# EXERCISE REQUIREMENTS
Read the lines below. Copy out any that hold the string "approval".

# WORKING DATA
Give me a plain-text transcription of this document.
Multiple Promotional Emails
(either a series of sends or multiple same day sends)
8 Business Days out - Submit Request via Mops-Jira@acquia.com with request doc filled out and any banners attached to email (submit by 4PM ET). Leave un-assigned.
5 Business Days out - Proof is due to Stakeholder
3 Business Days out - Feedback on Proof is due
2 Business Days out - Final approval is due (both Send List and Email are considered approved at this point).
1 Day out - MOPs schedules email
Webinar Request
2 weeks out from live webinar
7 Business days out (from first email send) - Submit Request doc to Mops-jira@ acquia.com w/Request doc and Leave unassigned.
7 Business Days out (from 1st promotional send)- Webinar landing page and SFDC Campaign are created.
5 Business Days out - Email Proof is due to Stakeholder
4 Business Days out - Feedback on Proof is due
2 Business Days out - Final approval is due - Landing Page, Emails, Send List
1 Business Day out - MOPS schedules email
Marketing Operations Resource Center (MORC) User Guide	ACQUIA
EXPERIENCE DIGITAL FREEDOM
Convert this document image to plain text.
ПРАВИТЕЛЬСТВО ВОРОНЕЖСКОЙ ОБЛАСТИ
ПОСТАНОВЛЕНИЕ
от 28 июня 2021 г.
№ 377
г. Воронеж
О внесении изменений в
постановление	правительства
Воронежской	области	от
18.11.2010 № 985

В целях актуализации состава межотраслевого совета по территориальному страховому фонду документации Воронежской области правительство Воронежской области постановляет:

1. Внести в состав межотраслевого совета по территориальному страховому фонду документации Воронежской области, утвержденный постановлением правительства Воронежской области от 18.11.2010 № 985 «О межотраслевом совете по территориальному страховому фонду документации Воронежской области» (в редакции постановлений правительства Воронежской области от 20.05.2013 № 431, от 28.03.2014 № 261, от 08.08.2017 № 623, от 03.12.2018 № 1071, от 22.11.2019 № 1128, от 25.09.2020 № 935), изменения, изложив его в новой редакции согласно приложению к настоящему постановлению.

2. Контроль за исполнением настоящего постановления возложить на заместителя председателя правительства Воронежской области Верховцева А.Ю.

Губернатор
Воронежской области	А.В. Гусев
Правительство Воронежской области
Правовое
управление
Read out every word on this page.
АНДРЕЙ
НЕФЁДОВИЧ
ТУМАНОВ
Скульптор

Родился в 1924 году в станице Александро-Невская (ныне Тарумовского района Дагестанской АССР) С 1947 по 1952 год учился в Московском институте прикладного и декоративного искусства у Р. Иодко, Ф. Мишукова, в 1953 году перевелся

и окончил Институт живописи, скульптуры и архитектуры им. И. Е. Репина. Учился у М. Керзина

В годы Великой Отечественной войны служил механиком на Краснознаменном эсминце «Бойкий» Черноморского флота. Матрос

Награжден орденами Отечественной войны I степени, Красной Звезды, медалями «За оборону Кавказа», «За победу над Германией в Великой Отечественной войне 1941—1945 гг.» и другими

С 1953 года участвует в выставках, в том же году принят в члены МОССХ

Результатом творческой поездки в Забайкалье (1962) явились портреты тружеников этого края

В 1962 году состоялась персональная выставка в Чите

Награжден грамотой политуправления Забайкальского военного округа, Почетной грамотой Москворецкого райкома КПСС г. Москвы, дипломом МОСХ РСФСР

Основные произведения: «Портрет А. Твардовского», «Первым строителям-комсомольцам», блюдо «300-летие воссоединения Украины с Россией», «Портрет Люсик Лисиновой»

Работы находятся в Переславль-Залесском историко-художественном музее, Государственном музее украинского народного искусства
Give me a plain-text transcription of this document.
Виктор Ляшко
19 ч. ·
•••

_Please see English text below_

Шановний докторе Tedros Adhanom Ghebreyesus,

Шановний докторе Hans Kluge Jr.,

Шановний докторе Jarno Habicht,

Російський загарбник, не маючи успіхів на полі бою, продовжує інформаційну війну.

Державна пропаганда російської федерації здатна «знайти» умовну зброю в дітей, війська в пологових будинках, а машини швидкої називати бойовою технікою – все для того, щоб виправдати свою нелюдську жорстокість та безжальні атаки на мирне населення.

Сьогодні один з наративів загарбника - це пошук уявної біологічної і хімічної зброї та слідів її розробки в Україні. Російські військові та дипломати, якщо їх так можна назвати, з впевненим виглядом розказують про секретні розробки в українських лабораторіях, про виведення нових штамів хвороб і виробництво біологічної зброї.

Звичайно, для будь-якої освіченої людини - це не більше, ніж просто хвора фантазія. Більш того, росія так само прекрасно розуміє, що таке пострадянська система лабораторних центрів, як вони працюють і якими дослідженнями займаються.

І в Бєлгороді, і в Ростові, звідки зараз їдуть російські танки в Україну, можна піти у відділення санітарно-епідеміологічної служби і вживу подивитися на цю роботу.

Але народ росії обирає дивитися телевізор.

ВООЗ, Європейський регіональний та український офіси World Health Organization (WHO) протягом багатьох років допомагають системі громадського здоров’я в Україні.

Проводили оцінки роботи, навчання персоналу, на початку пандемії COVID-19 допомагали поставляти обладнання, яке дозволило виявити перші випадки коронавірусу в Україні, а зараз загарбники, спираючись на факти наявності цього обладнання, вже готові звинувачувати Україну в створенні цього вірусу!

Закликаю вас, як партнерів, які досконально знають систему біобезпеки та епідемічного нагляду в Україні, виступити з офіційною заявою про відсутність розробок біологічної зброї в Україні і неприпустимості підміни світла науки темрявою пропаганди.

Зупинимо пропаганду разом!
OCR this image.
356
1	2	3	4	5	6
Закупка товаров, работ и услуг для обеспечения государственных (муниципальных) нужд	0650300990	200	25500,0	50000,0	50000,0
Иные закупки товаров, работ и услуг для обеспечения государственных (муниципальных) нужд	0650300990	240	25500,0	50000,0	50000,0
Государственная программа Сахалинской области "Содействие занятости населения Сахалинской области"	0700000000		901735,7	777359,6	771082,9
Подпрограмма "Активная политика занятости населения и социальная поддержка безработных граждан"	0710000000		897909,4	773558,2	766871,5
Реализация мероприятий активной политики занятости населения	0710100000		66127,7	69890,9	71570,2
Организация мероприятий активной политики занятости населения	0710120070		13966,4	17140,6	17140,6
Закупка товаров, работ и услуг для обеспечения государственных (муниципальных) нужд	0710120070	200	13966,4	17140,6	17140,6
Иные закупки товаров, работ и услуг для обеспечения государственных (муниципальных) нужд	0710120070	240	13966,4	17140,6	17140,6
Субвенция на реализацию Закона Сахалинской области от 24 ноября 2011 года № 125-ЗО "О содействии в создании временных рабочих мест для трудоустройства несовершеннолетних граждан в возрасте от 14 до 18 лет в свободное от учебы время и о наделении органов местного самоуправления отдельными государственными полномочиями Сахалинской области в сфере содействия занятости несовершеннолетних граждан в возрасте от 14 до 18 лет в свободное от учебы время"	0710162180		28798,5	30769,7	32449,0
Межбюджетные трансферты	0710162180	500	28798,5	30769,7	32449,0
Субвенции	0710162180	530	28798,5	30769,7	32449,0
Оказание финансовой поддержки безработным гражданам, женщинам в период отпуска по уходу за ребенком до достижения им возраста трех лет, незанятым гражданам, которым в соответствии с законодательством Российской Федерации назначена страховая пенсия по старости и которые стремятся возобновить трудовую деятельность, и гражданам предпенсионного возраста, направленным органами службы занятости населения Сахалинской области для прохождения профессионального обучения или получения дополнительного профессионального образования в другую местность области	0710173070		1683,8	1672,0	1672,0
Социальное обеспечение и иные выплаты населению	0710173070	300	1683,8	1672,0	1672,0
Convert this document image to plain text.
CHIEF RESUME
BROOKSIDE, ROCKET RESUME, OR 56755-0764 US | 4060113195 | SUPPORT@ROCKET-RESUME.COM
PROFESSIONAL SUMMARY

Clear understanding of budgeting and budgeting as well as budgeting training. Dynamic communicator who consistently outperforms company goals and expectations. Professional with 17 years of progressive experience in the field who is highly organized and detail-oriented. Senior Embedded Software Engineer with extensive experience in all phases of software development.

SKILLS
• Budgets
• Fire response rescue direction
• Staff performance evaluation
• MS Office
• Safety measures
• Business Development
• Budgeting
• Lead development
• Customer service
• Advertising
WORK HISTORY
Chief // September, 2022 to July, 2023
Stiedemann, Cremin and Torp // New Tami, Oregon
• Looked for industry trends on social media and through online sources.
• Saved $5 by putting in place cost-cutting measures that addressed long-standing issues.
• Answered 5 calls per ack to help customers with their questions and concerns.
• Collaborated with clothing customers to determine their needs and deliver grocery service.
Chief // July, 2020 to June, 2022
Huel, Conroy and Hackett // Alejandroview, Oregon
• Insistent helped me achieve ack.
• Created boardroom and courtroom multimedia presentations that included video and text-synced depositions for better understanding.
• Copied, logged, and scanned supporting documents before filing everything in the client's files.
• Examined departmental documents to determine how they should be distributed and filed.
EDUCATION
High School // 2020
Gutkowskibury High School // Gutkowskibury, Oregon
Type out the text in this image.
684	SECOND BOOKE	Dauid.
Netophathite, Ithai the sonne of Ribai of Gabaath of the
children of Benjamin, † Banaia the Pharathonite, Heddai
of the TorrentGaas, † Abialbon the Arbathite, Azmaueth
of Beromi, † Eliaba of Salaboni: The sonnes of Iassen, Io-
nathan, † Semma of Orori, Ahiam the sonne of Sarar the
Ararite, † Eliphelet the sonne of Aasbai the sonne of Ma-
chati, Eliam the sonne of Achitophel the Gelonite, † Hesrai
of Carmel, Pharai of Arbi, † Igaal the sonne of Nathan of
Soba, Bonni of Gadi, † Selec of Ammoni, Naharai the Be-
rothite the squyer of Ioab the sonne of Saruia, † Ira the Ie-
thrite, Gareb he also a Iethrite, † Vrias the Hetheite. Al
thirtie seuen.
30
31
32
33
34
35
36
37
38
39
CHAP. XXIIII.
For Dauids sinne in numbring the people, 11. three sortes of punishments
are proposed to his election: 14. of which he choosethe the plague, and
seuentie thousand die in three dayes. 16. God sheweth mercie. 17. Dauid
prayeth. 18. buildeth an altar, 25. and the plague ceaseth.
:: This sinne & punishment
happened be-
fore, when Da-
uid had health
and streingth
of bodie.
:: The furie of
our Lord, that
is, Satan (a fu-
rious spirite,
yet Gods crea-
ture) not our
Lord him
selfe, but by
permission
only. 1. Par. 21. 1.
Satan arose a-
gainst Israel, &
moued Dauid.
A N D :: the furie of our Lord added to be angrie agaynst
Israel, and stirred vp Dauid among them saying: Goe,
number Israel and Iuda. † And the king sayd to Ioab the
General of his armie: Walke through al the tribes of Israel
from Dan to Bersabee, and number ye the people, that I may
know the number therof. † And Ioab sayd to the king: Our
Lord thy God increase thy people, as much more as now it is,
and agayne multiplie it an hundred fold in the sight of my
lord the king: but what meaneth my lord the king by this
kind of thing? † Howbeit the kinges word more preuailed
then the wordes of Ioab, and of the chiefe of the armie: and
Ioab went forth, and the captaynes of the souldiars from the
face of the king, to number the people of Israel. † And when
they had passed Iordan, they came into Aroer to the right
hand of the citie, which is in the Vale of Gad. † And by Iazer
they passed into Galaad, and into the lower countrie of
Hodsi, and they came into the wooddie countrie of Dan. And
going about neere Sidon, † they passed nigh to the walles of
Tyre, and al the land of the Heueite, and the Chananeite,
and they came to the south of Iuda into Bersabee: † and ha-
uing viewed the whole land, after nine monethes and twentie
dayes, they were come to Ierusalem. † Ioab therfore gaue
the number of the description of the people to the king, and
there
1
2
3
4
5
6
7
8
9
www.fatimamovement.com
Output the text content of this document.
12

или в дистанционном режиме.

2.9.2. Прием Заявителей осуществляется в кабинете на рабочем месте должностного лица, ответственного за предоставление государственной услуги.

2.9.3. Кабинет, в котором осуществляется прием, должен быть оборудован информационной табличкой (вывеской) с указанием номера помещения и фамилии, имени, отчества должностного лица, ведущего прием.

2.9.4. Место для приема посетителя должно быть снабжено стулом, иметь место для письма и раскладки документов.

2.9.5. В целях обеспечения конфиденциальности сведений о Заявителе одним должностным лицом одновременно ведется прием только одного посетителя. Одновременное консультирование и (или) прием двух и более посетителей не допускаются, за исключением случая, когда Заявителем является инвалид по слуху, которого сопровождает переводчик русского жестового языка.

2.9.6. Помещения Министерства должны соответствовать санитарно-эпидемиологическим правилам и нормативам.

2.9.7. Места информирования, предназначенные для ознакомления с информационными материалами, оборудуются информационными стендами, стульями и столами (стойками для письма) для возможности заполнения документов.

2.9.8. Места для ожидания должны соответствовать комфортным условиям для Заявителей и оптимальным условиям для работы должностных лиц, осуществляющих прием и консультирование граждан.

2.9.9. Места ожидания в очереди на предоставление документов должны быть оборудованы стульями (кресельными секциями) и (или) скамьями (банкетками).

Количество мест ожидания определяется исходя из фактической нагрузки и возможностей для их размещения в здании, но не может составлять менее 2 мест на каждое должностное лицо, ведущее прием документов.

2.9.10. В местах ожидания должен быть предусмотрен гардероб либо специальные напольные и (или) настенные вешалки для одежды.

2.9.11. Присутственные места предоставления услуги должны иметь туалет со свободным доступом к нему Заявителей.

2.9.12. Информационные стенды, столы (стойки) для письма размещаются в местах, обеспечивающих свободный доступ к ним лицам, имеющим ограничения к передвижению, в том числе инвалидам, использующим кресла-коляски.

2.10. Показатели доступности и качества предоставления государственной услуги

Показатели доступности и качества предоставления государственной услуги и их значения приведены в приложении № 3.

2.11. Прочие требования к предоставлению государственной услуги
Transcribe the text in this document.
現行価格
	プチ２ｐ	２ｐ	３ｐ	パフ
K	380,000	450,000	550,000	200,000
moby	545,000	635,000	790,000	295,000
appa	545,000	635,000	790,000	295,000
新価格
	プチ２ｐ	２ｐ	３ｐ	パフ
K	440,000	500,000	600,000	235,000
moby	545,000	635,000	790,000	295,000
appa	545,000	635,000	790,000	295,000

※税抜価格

# ANSWER BELOW
2 Business Days out - Final approval is due (both Send List and Email are considered approved at this point).
2 Business Days out - Final approval is due - Landing Page, Emails, Send List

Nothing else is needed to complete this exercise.